Task: Restate the data exactly as given and keep the pictures out.

Provided data:
◇ ◇ ◇ ◇ ◇

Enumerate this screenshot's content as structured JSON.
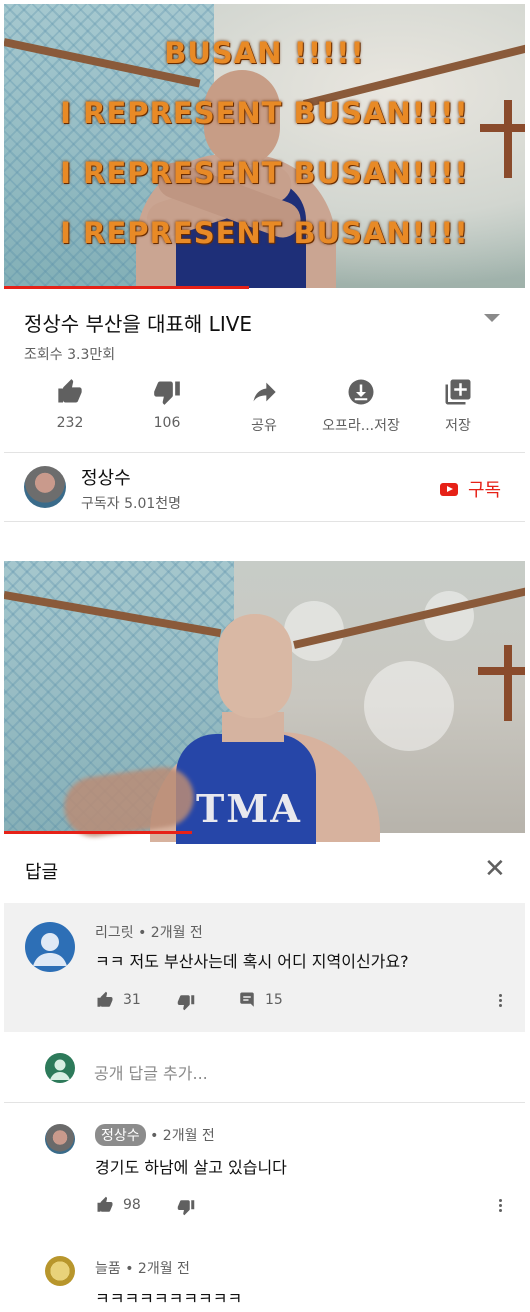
{
  "video1": {
    "overlay_lines": [
      "BUSAN !!!!!",
      "I REPRESENT BUSAN!!!!",
      "I REPRESENT BUSAN!!!!",
      "I REPRESENT BUSAN!!!!"
    ],
    "progress": 0.47
  },
  "info": {
    "title": "정상수 부산을 대표해 LIVE",
    "views": "조회수 3.3만회",
    "actions": [
      {
        "icon": "thumbs-up-icon",
        "label": "232"
      },
      {
        "icon": "thumbs-down-icon",
        "label": "106"
      },
      {
        "icon": "share-icon",
        "label": "공유"
      },
      {
        "icon": "download-icon",
        "label": "오프라...저장"
      },
      {
        "icon": "add-to-playlist-icon",
        "label": "저장"
      }
    ]
  },
  "channel": {
    "name": "정상수",
    "subscribers": "구독자 5.01천명",
    "subscribe_label": "구독",
    "accent": "#e62117"
  },
  "video2": {
    "shirt_text": "TMA",
    "progress": 0.36
  },
  "replies_panel": {
    "header": "답글",
    "parent": {
      "author_meta": "리그릿 • 2개월 전",
      "text": "ㅋㅋ 저도 부산사는데 혹시 어디 지역이신가요?",
      "likes": "31",
      "reply_count": "15"
    },
    "add_reply_placeholder": "공개 답글 추가...",
    "replies": [
      {
        "author": "정상수",
        "time": "• 2개월 전",
        "text": "경기도 하남에 살고 있습니다",
        "likes": "98"
      },
      {
        "author_meta": "늘품 • 2개월 전",
        "text": "ㅋㅋㅋㅋㅋㅋㅋㅋㅋㅋ"
      }
    ]
  }
}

◇ ◇ ◇ ◇ ◇

Answer:
Enumerate this screenshot's content as structured JSON.
{
  "video1": {
    "overlay_lines": [
      "BUSAN !!!!!",
      "I REPRESENT BUSAN!!!!",
      "I REPRESENT BUSAN!!!!",
      "I REPRESENT BUSAN!!!!"
    ],
    "progress": 0.47
  },
  "info": {
    "title": "정상수 부산을 대표해 LIVE",
    "views": "조회수 3.3만회",
    "actions": [
      {
        "icon": "thumbs-up-icon",
        "label": "232"
      },
      {
        "icon": "thumbs-down-icon",
        "label": "106"
      },
      {
        "icon": "share-icon",
        "label": "공유"
      },
      {
        "icon": "download-icon",
        "label": "오프라...저장"
      },
      {
        "icon": "add-to-playlist-icon",
        "label": "저장"
      }
    ]
  },
  "channel": {
    "name": "정상수",
    "subscribers": "구독자 5.01천명",
    "subscribe_label": "구독",
    "accent": "#e62117"
  },
  "video2": {
    "shirt_text": "TMA",
    "progress": 0.36
  },
  "replies_panel": {
    "header": "답글",
    "parent": {
      "author_meta": "리그릿 • 2개월 전",
      "text": "ㅋㅋ 저도 부산사는데 혹시 어디 지역이신가요?",
      "likes": "31",
      "reply_count": "15"
    },
    "add_reply_placeholder": "공개 답글 추가...",
    "replies": [
      {
        "author": "정상수",
        "time": "• 2개월 전",
        "text": "경기도 하남에 살고 있습니다",
        "likes": "98"
      },
      {
        "author_meta": "늘품 • 2개월 전",
        "text": "ㅋㅋㅋㅋㅋㅋㅋㅋㅋㅋ"
      }
    ]
  }
}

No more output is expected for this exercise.